▶ **Given task**: Your task is to give the data again, exactly, with every line intact.

[Dataset entries]
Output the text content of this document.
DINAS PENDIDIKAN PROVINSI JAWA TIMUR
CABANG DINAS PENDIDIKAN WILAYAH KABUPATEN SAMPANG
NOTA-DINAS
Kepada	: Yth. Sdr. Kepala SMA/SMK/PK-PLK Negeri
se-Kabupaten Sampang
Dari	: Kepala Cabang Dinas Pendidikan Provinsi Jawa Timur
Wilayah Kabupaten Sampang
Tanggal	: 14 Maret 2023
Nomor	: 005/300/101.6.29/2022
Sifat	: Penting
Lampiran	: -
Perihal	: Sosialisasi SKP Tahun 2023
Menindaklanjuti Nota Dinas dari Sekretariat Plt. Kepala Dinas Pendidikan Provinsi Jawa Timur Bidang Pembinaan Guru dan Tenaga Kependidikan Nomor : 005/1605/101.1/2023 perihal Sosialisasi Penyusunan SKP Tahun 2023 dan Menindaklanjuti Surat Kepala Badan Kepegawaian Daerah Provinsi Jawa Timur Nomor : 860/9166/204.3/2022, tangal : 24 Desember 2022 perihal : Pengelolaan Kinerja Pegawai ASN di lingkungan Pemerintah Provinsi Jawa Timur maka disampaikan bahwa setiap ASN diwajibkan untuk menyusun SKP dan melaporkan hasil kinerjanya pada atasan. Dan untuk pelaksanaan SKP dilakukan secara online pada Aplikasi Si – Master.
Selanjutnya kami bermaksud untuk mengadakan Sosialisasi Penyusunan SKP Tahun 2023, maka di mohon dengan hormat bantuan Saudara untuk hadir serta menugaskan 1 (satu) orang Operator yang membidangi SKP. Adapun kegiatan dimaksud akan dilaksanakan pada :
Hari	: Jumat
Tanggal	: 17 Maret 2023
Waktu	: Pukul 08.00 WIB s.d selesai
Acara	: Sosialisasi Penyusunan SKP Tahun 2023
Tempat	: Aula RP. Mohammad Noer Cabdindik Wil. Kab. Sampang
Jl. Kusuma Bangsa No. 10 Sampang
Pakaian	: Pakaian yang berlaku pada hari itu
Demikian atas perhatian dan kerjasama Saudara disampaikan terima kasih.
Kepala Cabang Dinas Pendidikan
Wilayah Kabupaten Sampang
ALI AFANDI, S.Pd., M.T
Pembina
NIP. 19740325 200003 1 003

▶ **In response**:
Output the text content of this document.
DINAS PENDIDIKAN PROVINSI JAWA TIMUR
CABANG DINAS PENDIDIKAN WILAYAH KABUPATEN SAMPANG
NOTA-DINAS
Kepada	: Yth. Sdr. Kepala SMA/SMK/PK-PLK Negeri
se-Kabupaten Sampang
Dari	: Kepala Cabang Dinas Pendidikan Provinsi Jawa Timur
Wilayah Kabupaten Sampang
Tanggal	: 14 Maret 2023
Nomor	: 005/300/101.6.29/2022
Sifat	: Penting
Lampiran	: -
Perihal	: Sosialisasi SKP Tahun 2023
Menindaklanjuti Nota Dinas dari Sekretariat Plt. Kepala Dinas Pendidikan Provinsi Jawa Timur Bidang Pembinaan Guru dan Tenaga Kependidikan Nomor : 005/1605/101.1/2023 perihal Sosialisasi Penyusunan SKP Tahun 2023 dan Menindaklanjuti Surat Kepala Badan Kepegawaian Daerah Provinsi Jawa Timur Nomor : 860/9166/204.3/2022, tangal : 24 Desember 2022 perihal : Pengelolaan Kinerja Pegawai ASN di lingkungan Pemerintah Provinsi Jawa Timur maka disampaikan bahwa setiap ASN diwajibkan untuk menyusun SKP dan melaporkan hasil kinerjanya pada atasan. Dan untuk pelaksanaan SKP dilakukan secara online pada Aplikasi Si – Master.
Selanjutnya kami bermaksud untuk mengadakan Sosialisasi Penyusunan SKP Tahun 2023, maka di mohon dengan hormat bantuan Saudara untuk hadir serta menugaskan 1 (satu) orang Operator yang membidangi SKP. Adapun kegiatan dimaksud akan dilaksanakan pada :
Hari	: Jumat
Tanggal	: 17 Maret 2023
Waktu	: Pukul 08.00 WIB s.d selesai
Acara	: Sosialisasi Penyusunan SKP Tahun 2023
Tempat	: Aula RP. Mohammad Noer Cabdindik Wil. Kab. Sampang
Jl. Kusuma Bangsa No. 10 Sampang
Pakaian	: Pakaian yang berlaku pada hari itu
Demikian atas perhatian dan kerjasama Saudara disampaikan terima kasih.
Kepala Cabang Dinas Pendidikan
Wilayah Kabupaten Sampang
ALI AFANDI, S.Pd., M.T
Pembina
NIP. 19740325 200003 1 003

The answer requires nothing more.